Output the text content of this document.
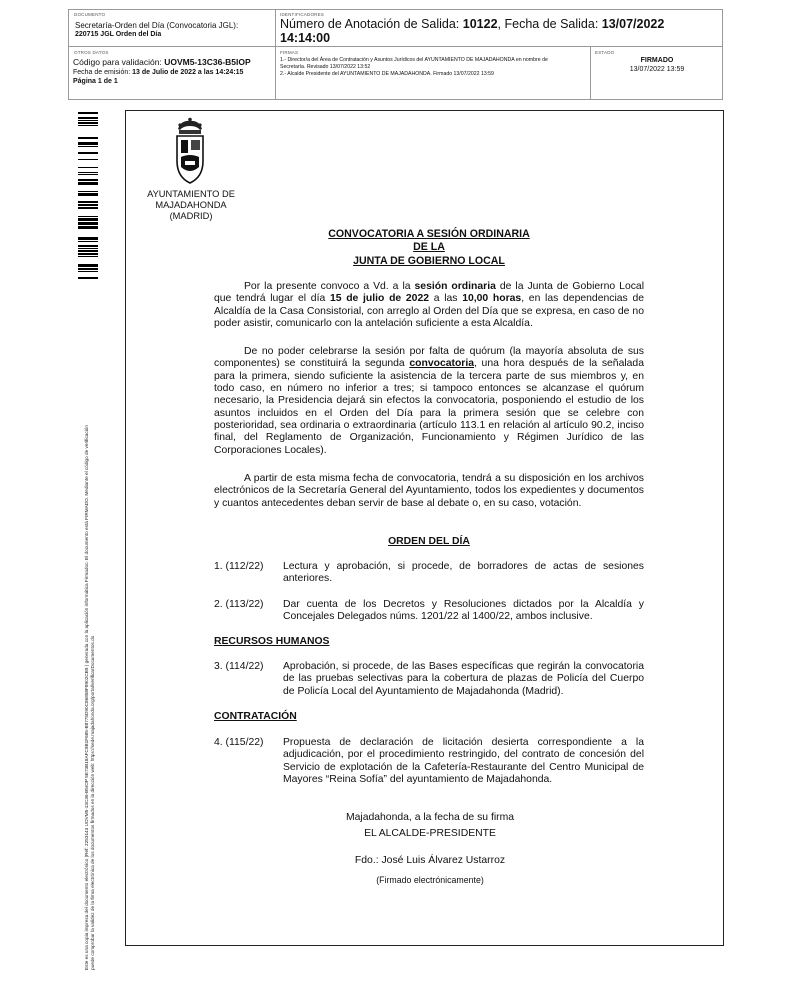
DOCUMENTO
Secretaría-Orden del Día (Convocatoria JGL):
220715 JGL Orden del Día
IDENTIFICADORES
Número de Anotación de Salida: 10122, Fecha de Salida: 13/07/2022
14:14:00
OTROS DATOS
Código para validación: UOVM5-13C36-B5IOP
Fecha de emisión: 13 de Julio de 2022 a las 14:24:15
Página 1 de 1
FIRMAS
1.- Director/a del Área de Contratación y Asuntos Jurídicos del AYUNTAMIENTO DE MAJADAHONDA en nombre de
Secretaría. Revisado 13/07/2022 13:52
2.- Alcalde Presidente del AYUNTAMIENTO DE MAJADAHONDA. Firmado 13/07/2022 13:59
ESTADO
FIRMADO
13/07/2022 13:59
Este es una copia impresa del documento electrónico (Ref: 2253143 UOVM5-13C36-B5IOP 5E73B18AFC9B1F685-B8775D90C86858F8902CB9 ) generada con la aplicación informática Firmadoc. El documento está FIRMADO. Mediante el código de verificación puede comprobar la validez de la firma electrónica de los documentos firmados en la dirección web: https://sede.majadahonda.org/portal/verificarDocumentos.do
AYUNTAMIENTO DE
MAJADAHONDA
(MADRID)
CONVOCATORIA A SESIÓN ORDINARIA
DE LA
JUNTA DE GOBIERNO LOCAL
Por la presente convoco a Vd. a la sesión ordinaria de la Junta de Gobierno Local que tendrá lugar el día 15 de julio de 2022 a las 10,00 horas, en las dependencias de Alcaldía de la Casa Consistorial, con arreglo al Orden del Día que se expresa, en caso de no poder asistir, comunicarlo con la antelación suficiente a esta Alcaldía.
De no poder celebrarse la sesión por falta de quórum (la mayoría absoluta de sus componentes) se constituirá la segunda convocatoria, una hora después de la señalada para la primera, siendo suficiente la asistencia de la tercera parte de sus miembros y, en todo caso, en número no inferior a tres; si tampoco entonces se alcanzase el quórum necesario, la Presidencia dejará sin efectos la convocatoria, posponiendo el estudio de los asuntos incluidos en el Orden del Día para la primera sesión que se celebre con posterioridad, sea ordinaria o extraordinaria (artículo 113.1 en relación al artículo 90.2, inciso final, del Reglamento de Organización, Funcionamiento y Régimen Jurídico de las Corporaciones Locales).
A partir de esta misma fecha de convocatoria, tendrá a su disposición en los archivos electrónicos de la Secretaría General del Ayuntamiento, todos los expedientes y documentos y cuantos antecedentes deban servir de base al debate o, en su caso, votación.
ORDEN DEL DÍA
1. (112/22) Lectura y aprobación, si procede, de borradores de actas de sesiones anteriores.
2. (113/22) Dar cuenta de los Decretos y Resoluciones dictados por la Alcaldía y Concejales Delegados núms. 1201/22 al 1400/22, ambos inclusive.
RECURSOS HUMANOS
3. (114/22) Aprobación, si procede, de las Bases específicas que regirán la convocatoria de las pruebas selectivas para la cobertura de plazas de Policía del Cuerpo de Policía Local del Ayuntamiento de Majadahonda (Madrid).
CONTRATACIÓN
4. (115/22) Propuesta de declaración de licitación desierta correspondiente a la adjudicación, por el procedimiento restringido, del contrato de concesión del Servicio de explotación de la Cafetería-Restaurante del Centro Municipal de Mayores “Reina Sofía” del ayuntamiento de Majadahonda.
Majadahonda, a la fecha de su firma
EL ALCALDE-PRESIDENTE
Fdo.: José Luis Álvarez Ustarroz
(Firmado electrónicamente)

» Written request
Reproduce the data verbatim. Do not carry any picture into the copy.

» Expected answer
Output the text content of this document.
DOCUMENTO
Secretaría-Orden del Día (Convocatoria JGL):
220715 JGL Orden del Día
IDENTIFICADORES
Número de Anotación de Salida: 10122, Fecha de Salida: 13/07/2022
14:14:00
OTROS DATOS
Código para validación: UOVM5-13C36-B5IOP
Fecha de emisión: 13 de Julio de 2022 a las 14:24:15
Página 1 de 1
FIRMAS
1.- Director/a del Área de Contratación y Asuntos Jurídicos del AYUNTAMIENTO DE MAJADAHONDA en nombre de
Secretaría. Revisado 13/07/2022 13:52
2.- Alcalde Presidente del AYUNTAMIENTO DE MAJADAHONDA. Firmado 13/07/2022 13:59
ESTADO
FIRMADO
13/07/2022 13:59
Este es una copia impresa del documento electrónico (Ref: 2253143 UOVM5-13C36-B5IOP 5E73B18AFC9B1F685-B8775D90C86858F8902CB9 ) generada con la aplicación informática Firmadoc. El documento está FIRMADO. Mediante el código de verificación puede comprobar la validez de la firma electrónica de los documentos firmados en la dirección web: https://sede.majadahonda.org/portal/verificarDocumentos.do
AYUNTAMIENTO DE
MAJADAHONDA
(MADRID)
CONVOCATORIA A SESIÓN ORDINARIA
DE LA
JUNTA DE GOBIERNO LOCAL
Por la presente convoco a Vd. a la sesión ordinaria de la Junta de Gobierno Local que tendrá lugar el día 15 de julio de 2022 a las 10,00 horas, en las dependencias de Alcaldía de la Casa Consistorial, con arreglo al Orden del Día que se expresa, en caso de no poder asistir, comunicarlo con la antelación suficiente a esta Alcaldía.
De no poder celebrarse la sesión por falta de quórum (la mayoría absoluta de sus componentes) se constituirá la segunda convocatoria, una hora después de la señalada para la primera, siendo suficiente la asistencia de la tercera parte de sus miembros y, en todo caso, en número no inferior a tres; si tampoco entonces se alcanzase el quórum necesario, la Presidencia dejará sin efectos la convocatoria, posponiendo el estudio de los asuntos incluidos en el Orden del Día para la primera sesión que se celebre con posterioridad, sea ordinaria o extraordinaria (artículo 113.1 en relación al artículo 90.2, inciso final, del Reglamento de Organización, Funcionamiento y Régimen Jurídico de las Corporaciones Locales).
A partir de esta misma fecha de convocatoria, tendrá a su disposición en los archivos electrónicos de la Secretaría General del Ayuntamiento, todos los expedientes y documentos y cuantos antecedentes deban servir de base al debate o, en su caso, votación.
ORDEN DEL DÍA
1. (112/22) Lectura y aprobación, si procede, de borradores de actas de sesiones anteriores.
2. (113/22) Dar cuenta de los Decretos y Resoluciones dictados por la Alcaldía y Concejales Delegados núms. 1201/22 al 1400/22, ambos inclusive.
RECURSOS HUMANOS
3. (114/22) Aprobación, si procede, de las Bases específicas que regirán la convocatoria de las pruebas selectivas para la cobertura de plazas de Policía del Cuerpo de Policía Local del Ayuntamiento de Majadahonda (Madrid).
CONTRATACIÓN
4. (115/22) Propuesta de declaración de licitación desierta correspondiente a la adjudicación, por el procedimiento restringido, del contrato de concesión del Servicio de explotación de la Cafetería-Restaurante del Centro Municipal de Mayores “Reina Sofía” del ayuntamiento de Majadahonda.
Majadahonda, a la fecha de su firma
EL ALCALDE-PRESIDENTE
Fdo.: José Luis Álvarez Ustarroz
(Firmado electrónicamente)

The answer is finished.